▶ What is required: Reproduce the listing word for word, leaving every picture behind.

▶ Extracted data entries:
_____

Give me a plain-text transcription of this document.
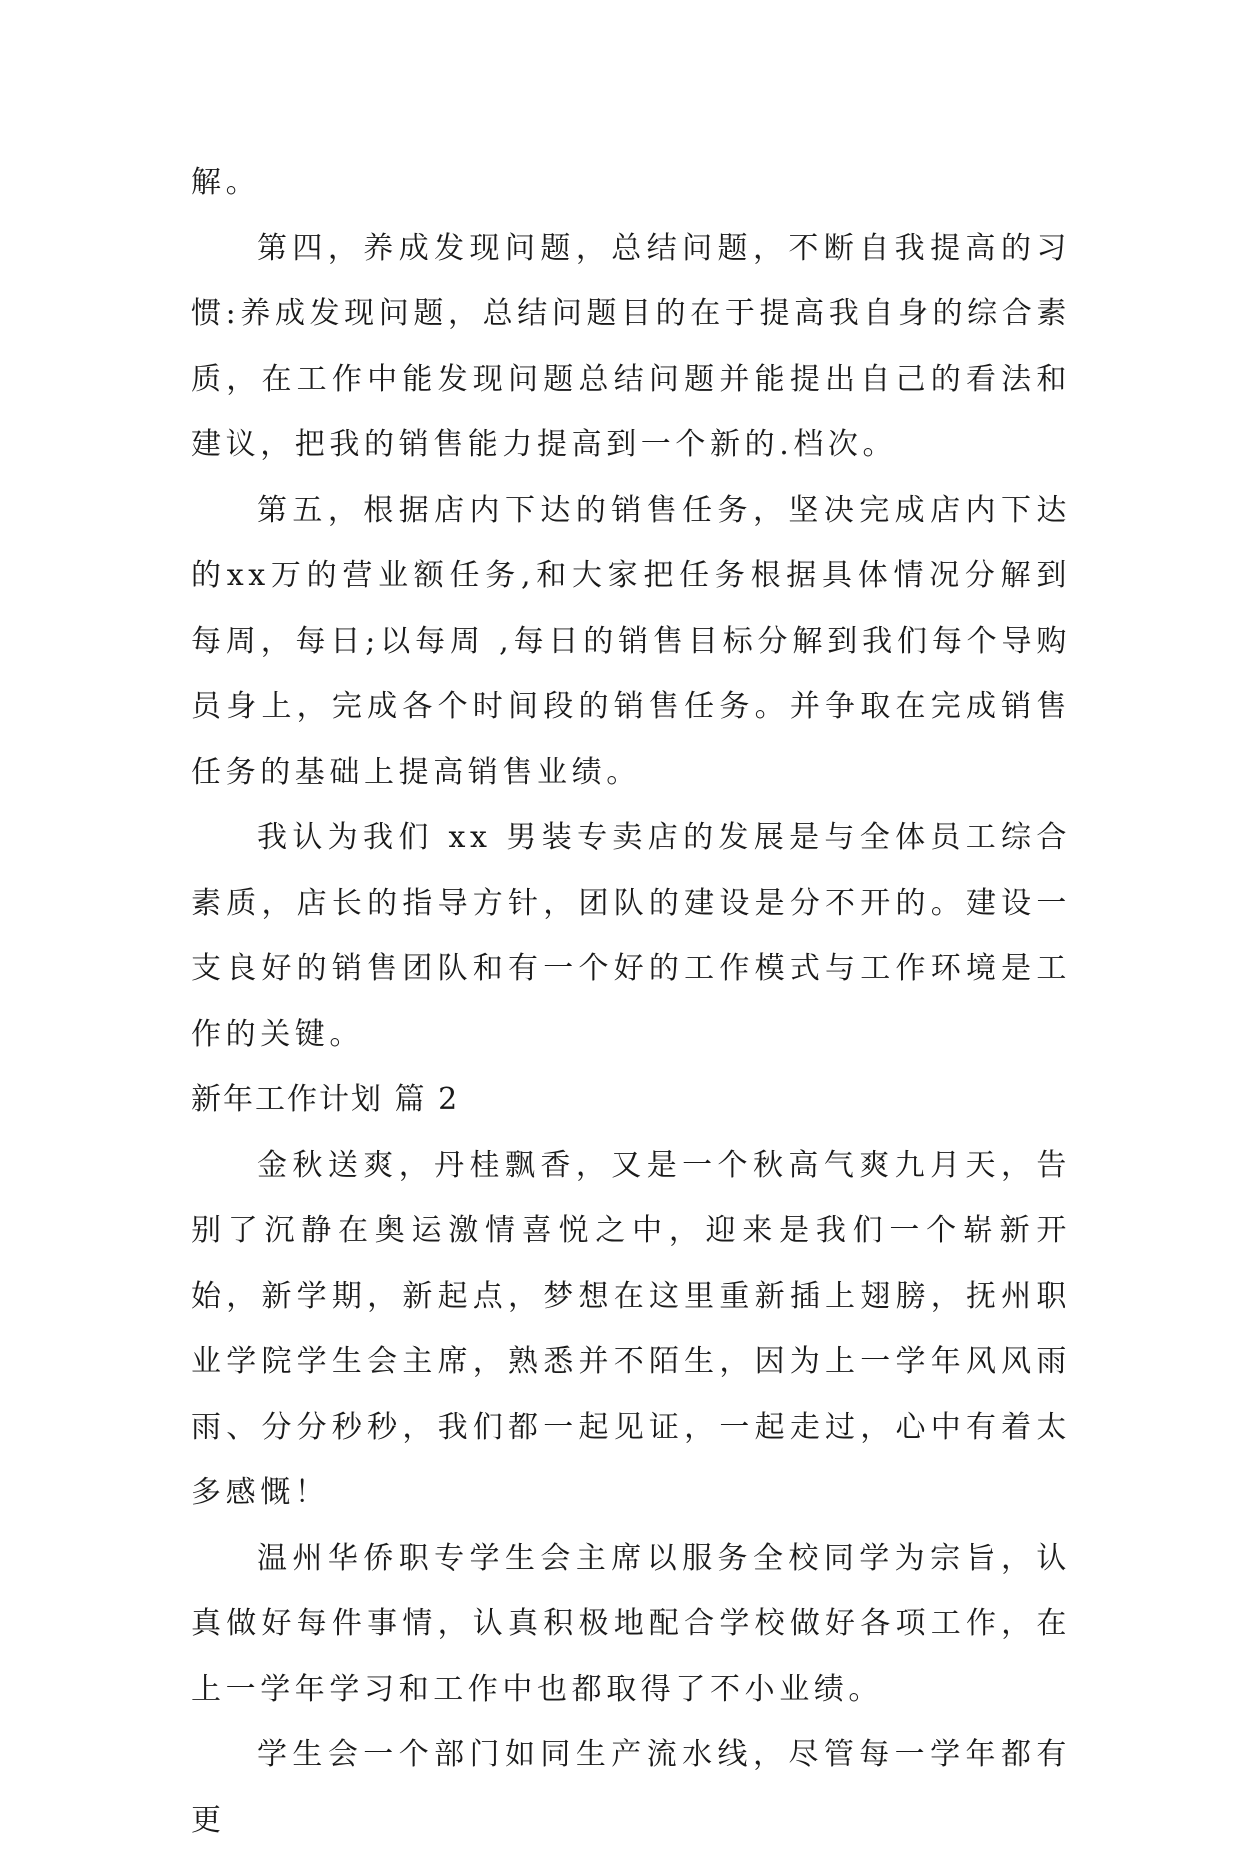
解。

第四，养成发现问题，总结问题，不断自我提高的习惯:养成发现问题，总结问题目的在于提高我自身的综合素质，在工作中能发现问题总结问题并能提出自己的看法和建议，把我的销售能力提高到一个新的.档次。

第五，根据店内下达的销售任务，坚决完成店内下达的xx万的营业额任务,和大家把任务根据具体情况分解到每周，每日;以每周 ,每日的销售目标分解到我们每个导购员身上，完成各个时间段的销售任务。并争取在完成销售任务的基础上提高销售业绩。

我认为我们 xx 男装专卖店的发展是与全体员工综合素质，店长的指导方针，团队的建设是分不开的。建设一支良好的销售团队和有一个好的工作模式与工作环境是工作的关键。

新年工作计划 篇 2

金秋送爽，丹桂飘香，又是一个秋高气爽九月天，告别了沉静在奥运激情喜悦之中，迎来是我们一个崭新开始，新学期，新起点，梦想在这里重新插上翅膀，抚州职业学院学生会主席，熟悉并不陌生，因为上一学年风风雨雨、分分秒秒，我们都一起见证，一起走过，心中有着太多感慨！

温州华侨职专学生会主席以服务全校同学为宗旨，认真做好每件事情，认真积极地配合学校做好各项工作，在上一学年学习和工作中也都取得了不小业绩。

学生会一个部门如同生产流水线，尽管每一学年都有更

_____

▶ Output for this task:
Give me a plain-text transcription of this document.
解。

第四，养成发现问题，总结问题，不断自我提高的习惯:养成发现问题，总结问题目的在于提高我自身的综合素质，在工作中能发现问题总结问题并能提出自己的看法和建议，把我的销售能力提高到一个新的.档次。

第五，根据店内下达的销售任务，坚决完成店内下达的xx万的营业额任务,和大家把任务根据具体情况分解到每周，每日;以每周 ,每日的销售目标分解到我们每个导购员身上，完成各个时间段的销售任务。并争取在完成销售任务的基础上提高销售业绩。

我认为我们 xx 男装专卖店的发展是与全体员工综合素质，店长的指导方针，团队的建设是分不开的。建设一支良好的销售团队和有一个好的工作模式与工作环境是工作的关键。

新年工作计划 篇 2

金秋送爽，丹桂飘香，又是一个秋高气爽九月天，告别了沉静在奥运激情喜悦之中，迎来是我们一个崭新开始，新学期，新起点，梦想在这里重新插上翅膀，抚州职业学院学生会主席，熟悉并不陌生，因为上一学年风风雨雨、分分秒秒，我们都一起见证，一起走过，心中有着太多感慨！

温州华侨职专学生会主席以服务全校同学为宗旨，认真做好每件事情，认真积极地配合学校做好各项工作，在上一学年学习和工作中也都取得了不小业绩。

学生会一个部门如同生产流水线，尽管每一学年都有更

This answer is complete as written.